───── Dataset records

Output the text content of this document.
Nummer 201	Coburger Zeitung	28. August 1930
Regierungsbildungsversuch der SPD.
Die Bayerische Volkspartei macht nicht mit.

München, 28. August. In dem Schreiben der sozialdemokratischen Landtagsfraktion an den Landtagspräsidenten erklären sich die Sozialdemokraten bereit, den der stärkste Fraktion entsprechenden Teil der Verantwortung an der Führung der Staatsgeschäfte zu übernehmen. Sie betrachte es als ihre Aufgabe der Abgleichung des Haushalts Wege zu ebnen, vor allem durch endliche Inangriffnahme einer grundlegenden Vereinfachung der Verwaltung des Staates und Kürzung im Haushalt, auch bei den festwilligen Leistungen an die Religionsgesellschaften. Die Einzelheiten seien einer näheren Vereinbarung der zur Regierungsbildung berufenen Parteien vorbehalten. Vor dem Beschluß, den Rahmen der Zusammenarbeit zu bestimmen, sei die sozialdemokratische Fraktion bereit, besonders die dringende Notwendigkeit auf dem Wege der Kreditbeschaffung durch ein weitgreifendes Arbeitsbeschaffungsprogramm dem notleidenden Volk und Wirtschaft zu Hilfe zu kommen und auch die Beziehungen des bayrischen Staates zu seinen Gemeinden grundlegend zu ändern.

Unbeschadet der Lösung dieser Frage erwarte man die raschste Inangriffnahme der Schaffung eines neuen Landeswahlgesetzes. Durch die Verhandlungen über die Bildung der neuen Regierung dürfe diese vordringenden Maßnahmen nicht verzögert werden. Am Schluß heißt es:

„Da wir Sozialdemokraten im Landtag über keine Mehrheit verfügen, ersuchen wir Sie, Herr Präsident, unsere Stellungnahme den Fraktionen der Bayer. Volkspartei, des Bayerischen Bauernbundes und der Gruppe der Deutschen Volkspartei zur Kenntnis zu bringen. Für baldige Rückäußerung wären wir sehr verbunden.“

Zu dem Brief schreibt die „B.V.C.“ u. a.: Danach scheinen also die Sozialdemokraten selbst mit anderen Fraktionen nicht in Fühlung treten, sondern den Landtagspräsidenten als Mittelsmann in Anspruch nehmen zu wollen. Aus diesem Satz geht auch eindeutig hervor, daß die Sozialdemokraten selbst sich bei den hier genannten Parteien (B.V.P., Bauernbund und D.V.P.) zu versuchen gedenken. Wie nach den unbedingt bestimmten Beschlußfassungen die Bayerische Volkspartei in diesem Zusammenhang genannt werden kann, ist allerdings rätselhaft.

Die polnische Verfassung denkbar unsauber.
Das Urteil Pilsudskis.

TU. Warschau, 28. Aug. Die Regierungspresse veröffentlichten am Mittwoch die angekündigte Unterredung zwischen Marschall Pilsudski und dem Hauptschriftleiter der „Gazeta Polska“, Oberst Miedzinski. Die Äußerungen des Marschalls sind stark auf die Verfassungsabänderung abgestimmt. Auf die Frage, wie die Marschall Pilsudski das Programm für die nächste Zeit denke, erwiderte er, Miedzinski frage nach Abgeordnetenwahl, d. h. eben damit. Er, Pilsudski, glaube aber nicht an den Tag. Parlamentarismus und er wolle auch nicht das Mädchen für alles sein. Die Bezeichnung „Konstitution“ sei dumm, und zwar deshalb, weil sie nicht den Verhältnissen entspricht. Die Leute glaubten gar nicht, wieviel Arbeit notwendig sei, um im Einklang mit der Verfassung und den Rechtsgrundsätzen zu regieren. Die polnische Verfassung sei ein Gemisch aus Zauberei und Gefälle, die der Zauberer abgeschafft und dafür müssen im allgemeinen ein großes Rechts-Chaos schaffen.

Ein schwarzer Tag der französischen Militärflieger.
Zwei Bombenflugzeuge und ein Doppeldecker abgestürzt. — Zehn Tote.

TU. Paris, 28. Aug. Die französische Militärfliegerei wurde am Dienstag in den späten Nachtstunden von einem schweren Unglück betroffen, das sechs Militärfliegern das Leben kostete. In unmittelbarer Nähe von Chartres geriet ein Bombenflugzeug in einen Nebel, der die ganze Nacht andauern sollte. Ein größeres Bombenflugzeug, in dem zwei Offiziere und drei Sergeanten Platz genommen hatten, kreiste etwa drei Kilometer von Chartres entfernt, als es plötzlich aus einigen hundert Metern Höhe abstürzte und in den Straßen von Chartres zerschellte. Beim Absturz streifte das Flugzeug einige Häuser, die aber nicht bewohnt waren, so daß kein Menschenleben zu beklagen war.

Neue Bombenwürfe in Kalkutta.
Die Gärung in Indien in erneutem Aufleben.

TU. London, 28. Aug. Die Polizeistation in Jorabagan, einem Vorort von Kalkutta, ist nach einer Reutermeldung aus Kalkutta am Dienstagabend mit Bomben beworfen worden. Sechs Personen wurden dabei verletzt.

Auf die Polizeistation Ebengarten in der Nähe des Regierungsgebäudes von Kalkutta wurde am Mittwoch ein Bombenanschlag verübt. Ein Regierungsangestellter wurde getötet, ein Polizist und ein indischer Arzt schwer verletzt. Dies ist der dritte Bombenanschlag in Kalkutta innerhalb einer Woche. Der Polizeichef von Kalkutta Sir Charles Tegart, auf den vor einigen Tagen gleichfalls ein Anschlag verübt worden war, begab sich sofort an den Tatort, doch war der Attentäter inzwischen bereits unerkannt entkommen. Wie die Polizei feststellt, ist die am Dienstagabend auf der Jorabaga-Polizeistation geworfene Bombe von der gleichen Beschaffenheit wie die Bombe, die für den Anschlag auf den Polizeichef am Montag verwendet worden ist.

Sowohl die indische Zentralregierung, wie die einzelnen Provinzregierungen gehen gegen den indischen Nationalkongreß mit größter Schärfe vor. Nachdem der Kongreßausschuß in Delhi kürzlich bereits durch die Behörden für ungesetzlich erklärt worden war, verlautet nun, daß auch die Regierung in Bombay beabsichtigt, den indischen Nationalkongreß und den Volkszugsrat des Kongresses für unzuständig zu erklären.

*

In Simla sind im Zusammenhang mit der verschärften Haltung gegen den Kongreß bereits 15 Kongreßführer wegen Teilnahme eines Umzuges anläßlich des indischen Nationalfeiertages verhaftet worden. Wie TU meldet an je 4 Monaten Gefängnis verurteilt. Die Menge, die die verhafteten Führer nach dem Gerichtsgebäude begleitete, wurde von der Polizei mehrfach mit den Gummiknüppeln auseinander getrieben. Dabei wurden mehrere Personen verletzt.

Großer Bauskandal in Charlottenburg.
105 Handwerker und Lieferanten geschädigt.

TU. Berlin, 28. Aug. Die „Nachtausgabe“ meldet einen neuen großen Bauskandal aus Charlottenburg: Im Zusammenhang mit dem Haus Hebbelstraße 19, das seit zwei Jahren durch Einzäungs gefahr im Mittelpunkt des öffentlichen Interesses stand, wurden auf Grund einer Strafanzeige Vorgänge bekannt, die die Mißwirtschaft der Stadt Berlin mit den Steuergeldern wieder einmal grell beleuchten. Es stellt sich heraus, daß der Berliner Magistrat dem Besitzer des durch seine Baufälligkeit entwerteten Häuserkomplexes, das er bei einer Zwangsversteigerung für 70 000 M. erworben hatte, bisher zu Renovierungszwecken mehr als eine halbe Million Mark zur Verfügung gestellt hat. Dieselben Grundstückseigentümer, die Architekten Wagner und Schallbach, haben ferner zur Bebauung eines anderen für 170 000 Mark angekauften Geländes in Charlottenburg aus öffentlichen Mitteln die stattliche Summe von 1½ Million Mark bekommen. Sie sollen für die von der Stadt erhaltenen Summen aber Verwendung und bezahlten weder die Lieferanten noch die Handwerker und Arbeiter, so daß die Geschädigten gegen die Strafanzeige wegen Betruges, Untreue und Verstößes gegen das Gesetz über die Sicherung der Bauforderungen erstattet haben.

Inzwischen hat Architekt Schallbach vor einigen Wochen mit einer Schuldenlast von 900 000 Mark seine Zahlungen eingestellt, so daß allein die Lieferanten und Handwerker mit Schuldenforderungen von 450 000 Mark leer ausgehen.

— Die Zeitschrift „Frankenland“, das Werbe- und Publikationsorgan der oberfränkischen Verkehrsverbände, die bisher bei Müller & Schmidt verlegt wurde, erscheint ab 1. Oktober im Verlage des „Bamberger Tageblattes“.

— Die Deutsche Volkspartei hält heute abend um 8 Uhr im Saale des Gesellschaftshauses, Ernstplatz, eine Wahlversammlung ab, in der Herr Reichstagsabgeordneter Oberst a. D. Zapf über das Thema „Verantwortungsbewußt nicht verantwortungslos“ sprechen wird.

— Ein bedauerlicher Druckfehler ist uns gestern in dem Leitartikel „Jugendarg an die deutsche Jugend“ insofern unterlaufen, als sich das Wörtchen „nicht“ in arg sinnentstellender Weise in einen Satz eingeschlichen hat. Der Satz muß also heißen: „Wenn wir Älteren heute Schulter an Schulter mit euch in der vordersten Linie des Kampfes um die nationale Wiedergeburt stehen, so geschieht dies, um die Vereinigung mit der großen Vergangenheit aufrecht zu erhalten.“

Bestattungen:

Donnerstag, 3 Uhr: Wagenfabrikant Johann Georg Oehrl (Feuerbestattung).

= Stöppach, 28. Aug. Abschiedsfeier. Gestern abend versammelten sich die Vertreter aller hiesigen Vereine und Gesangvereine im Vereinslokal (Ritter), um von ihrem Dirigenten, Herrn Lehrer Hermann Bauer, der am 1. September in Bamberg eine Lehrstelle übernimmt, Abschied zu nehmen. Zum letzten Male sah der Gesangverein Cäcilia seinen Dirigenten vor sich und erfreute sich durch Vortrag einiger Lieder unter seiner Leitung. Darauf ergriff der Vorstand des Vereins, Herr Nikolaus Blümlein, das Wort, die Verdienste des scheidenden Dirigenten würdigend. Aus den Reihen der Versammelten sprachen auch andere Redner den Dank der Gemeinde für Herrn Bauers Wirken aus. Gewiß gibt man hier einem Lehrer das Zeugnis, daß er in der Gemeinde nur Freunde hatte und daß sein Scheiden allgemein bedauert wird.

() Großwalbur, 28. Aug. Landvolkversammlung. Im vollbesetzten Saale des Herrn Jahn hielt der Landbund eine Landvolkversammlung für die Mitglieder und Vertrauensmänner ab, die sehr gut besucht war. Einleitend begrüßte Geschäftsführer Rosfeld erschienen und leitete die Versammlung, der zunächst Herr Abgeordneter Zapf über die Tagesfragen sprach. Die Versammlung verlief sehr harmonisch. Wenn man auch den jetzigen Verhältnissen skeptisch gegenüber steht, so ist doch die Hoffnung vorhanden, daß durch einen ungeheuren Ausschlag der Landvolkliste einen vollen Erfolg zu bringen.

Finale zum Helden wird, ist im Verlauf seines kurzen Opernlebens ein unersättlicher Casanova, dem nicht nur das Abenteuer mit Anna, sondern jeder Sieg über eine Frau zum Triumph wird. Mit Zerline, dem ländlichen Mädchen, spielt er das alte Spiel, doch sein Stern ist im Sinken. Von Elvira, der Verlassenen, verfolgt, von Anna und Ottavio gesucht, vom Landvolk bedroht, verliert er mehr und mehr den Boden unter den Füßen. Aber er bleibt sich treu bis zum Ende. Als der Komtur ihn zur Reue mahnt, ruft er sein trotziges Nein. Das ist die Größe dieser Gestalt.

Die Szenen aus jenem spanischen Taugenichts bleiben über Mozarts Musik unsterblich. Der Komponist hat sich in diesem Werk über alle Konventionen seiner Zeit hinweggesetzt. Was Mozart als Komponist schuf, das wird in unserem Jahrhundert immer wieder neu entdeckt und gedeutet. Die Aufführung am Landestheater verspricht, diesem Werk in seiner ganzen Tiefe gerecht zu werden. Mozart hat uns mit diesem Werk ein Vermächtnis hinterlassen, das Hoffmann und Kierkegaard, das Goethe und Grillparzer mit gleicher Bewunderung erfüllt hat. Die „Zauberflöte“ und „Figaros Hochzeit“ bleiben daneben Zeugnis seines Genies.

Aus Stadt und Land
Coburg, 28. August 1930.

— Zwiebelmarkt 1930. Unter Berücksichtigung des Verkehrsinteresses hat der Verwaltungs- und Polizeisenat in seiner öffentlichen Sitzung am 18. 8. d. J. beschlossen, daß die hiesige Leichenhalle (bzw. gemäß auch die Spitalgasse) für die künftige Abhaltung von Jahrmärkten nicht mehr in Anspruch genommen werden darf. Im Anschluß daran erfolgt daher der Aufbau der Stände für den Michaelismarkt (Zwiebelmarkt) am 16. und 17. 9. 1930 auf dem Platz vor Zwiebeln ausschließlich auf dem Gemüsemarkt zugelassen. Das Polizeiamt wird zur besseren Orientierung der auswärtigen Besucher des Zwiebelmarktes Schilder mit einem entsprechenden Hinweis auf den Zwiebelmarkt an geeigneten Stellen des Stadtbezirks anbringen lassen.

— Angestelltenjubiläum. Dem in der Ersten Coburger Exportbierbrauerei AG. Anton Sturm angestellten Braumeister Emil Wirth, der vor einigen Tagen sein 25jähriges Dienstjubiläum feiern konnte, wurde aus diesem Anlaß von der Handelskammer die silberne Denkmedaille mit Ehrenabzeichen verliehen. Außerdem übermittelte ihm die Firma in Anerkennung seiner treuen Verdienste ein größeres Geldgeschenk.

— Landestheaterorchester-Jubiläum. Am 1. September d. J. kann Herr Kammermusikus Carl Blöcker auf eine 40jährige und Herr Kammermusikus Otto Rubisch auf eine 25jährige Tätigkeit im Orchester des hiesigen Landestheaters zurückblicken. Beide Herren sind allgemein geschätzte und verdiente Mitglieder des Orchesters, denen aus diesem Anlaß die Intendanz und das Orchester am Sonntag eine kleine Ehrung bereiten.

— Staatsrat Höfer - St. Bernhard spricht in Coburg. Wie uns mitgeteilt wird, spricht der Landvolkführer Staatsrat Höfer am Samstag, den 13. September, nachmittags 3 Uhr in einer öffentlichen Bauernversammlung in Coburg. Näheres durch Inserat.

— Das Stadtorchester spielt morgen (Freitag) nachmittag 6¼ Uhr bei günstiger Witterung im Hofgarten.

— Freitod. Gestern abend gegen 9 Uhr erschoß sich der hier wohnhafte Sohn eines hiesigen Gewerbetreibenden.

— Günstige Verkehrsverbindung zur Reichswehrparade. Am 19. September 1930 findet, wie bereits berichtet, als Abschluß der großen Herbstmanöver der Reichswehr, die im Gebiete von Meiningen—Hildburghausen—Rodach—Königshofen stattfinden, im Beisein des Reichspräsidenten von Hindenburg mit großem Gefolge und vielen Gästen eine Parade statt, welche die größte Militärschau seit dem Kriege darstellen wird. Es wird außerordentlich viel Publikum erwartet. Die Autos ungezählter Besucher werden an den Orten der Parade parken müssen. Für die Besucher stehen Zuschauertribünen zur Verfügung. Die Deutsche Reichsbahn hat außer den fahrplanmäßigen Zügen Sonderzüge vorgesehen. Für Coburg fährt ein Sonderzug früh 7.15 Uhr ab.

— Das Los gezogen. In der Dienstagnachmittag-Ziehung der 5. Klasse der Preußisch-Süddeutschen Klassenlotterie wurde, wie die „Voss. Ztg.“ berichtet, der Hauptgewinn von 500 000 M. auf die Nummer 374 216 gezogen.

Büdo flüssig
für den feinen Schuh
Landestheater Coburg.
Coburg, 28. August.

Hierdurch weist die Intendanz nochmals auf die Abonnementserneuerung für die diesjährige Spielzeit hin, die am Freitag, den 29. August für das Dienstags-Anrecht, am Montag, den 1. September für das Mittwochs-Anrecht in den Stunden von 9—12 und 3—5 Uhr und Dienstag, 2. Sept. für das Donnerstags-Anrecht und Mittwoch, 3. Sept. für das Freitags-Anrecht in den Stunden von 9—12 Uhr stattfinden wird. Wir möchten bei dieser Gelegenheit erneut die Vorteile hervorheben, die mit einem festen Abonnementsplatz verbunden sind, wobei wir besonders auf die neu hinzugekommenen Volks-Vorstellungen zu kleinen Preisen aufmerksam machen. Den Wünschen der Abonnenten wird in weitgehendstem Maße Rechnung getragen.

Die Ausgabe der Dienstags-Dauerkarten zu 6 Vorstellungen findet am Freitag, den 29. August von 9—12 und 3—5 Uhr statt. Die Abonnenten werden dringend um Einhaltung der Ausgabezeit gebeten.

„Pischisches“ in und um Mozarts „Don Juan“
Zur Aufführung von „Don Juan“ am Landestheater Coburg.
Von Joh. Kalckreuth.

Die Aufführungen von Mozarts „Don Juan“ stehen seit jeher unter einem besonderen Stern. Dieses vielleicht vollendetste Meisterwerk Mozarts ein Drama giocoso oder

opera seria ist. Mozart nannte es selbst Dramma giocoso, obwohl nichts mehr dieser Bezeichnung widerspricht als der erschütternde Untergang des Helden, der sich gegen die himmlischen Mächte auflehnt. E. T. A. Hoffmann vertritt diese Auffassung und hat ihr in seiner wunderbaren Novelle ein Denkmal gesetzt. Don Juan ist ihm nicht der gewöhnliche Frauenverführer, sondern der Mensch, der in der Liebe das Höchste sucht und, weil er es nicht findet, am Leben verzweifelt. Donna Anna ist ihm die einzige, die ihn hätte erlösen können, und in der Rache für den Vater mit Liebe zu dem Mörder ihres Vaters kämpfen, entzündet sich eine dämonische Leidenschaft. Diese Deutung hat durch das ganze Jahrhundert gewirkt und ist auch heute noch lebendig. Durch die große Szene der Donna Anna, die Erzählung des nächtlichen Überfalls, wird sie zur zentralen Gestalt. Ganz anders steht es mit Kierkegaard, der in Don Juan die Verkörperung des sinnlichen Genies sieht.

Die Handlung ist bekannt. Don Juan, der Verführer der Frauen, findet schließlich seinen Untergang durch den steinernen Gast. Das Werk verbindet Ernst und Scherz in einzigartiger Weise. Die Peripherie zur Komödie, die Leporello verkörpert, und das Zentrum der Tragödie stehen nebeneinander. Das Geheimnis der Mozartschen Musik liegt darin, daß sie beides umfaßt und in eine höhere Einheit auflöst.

──────────

== Exercise description ==
Extract each line from the listing that holds the word "Kalkutta".

== Your response ==
Neue Bombenwürfe in Kalkutta.
TU. London, 28. Aug. Die Polizeistation in Jorabagan, einem Vorort von Kalkutta, ist nach einer Reutermeldung aus Kalkutta am Dienstagabend mit Bomben beworfen worden. Sechs Personen wurden dabei verletzt.
Auf die Polizeistation Ebengarten in der Nähe des Regierungsgebäudes von Kalkutta wurde am Mittwoch ein Bombenanschlag verübt. Ein Regierungsangestellter wurde getötet, ein Polizist und ein indischer Arzt schwer verletzt. Dies ist der dritte Bombenanschlag in Kalkutta innerhalb einer Woche. Der Polizeichef von Kalkutta Sir Charles Tegart, auf den vor einigen Tagen gleichfalls ein Anschlag verübt worden war, begab sich sofort an den Tatort, doch war der Attentäter inzwischen bereits unerkannt entkommen. Wie die Polizei feststellt, ist die am Dienstagabend auf der Jorabaga-Polizeistation geworfene Bombe von der gleichen Beschaffenheit wie die Bombe, die für den Anschlag auf den Polizeichef am Montag verwendet worden ist.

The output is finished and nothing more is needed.